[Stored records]
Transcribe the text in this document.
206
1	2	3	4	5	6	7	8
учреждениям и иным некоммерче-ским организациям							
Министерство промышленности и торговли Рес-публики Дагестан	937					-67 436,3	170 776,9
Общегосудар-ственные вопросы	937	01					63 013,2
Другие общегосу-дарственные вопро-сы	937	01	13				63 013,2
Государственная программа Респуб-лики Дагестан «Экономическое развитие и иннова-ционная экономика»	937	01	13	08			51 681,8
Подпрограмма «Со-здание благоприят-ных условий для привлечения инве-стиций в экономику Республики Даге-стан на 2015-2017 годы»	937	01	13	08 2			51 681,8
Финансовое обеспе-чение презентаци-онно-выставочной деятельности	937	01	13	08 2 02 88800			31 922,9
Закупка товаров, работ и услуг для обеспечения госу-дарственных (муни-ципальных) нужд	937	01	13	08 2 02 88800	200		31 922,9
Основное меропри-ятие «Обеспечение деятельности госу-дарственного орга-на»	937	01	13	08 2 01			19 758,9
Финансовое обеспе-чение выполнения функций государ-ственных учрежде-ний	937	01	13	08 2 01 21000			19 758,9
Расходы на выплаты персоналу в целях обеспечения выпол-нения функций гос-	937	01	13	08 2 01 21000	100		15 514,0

» **Work instructions**
In the listing above, find each line with the word "деятельности" and copy it.

» **Solution to this task**
Финансовое обеспе-чение презентаци-онно-выставочной деятельности	937	01	13	08 2 02 88800			31 922,9
Основное меропри-ятие «Обеспечение деятельности госу-дарственного орга-на»	937	01	13	08 2 01			19 758,9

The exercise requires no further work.